Stated exercise ▸
Each record is to be transcribed exactly.

Data entries ▸
::::

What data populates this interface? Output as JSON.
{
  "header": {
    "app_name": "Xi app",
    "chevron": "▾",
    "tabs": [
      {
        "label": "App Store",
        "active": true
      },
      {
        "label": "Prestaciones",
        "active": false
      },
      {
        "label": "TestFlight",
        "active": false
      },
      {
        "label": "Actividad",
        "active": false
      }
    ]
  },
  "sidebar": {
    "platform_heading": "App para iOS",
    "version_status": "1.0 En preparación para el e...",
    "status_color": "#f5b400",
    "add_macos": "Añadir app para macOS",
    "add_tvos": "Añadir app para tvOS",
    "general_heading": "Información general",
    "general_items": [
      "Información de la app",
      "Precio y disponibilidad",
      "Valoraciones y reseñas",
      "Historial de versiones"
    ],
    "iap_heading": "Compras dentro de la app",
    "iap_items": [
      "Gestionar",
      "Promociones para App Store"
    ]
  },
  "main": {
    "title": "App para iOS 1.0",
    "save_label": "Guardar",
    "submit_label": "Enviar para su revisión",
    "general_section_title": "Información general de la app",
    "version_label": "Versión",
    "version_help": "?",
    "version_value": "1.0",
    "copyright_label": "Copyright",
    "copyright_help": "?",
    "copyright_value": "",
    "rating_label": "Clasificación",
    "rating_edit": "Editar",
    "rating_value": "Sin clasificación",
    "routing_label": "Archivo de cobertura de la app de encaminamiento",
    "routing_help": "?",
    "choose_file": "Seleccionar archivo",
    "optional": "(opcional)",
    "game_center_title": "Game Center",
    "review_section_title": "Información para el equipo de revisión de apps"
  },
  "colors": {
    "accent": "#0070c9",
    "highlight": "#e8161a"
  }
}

::::

Output of the task ▸
What data populates this interface? Output as JSON.
{
  "header": {
    "app_name": "Xi app",
    "chevron": "▾",
    "tabs": [
      {
        "label": "App Store",
        "active": true
      },
      {
        "label": "Prestaciones",
        "active": false
      },
      {
        "label": "TestFlight",
        "active": false
      },
      {
        "label": "Actividad",
        "active": false
      }
    ]
  },
  "sidebar": {
    "platform_heading": "App para iOS",
    "version_status": "1.0 En preparación para el e...",
    "status_color": "#f5b400",
    "add_macos": "Añadir app para macOS",
    "add_tvos": "Añadir app para tvOS",
    "general_heading": "Información general",
    "general_items": [
      "Información de la app",
      "Precio y disponibilidad",
      "Valoraciones y reseñas",
      "Historial de versiones"
    ],
    "iap_heading": "Compras dentro de la app",
    "iap_items": [
      "Gestionar",
      "Promociones para App Store"
    ]
  },
  "main": {
    "title": "App para iOS 1.0",
    "save_label": "Guardar",
    "submit_label": "Enviar para su revisión",
    "general_section_title": "Información general de la app",
    "version_label": "Versión",
    "version_help": "?",
    "version_value": "1.0",
    "copyright_label": "Copyright",
    "copyright_help": "?",
    "copyright_value": "",
    "rating_label": "Clasificación",
    "rating_edit": "Editar",
    "rating_value": "Sin clasificación",
    "routing_label": "Archivo de cobertura de la app de encaminamiento",
    "routing_help": "?",
    "choose_file": "Seleccionar archivo",
    "optional": "(opcional)",
    "game_center_title": "Game Center",
    "review_section_title": "Información para el equipo de revisión de apps"
  },
  "colors": {
    "accent": "#0070c9",
    "highlight": "#e8161a"
  }
}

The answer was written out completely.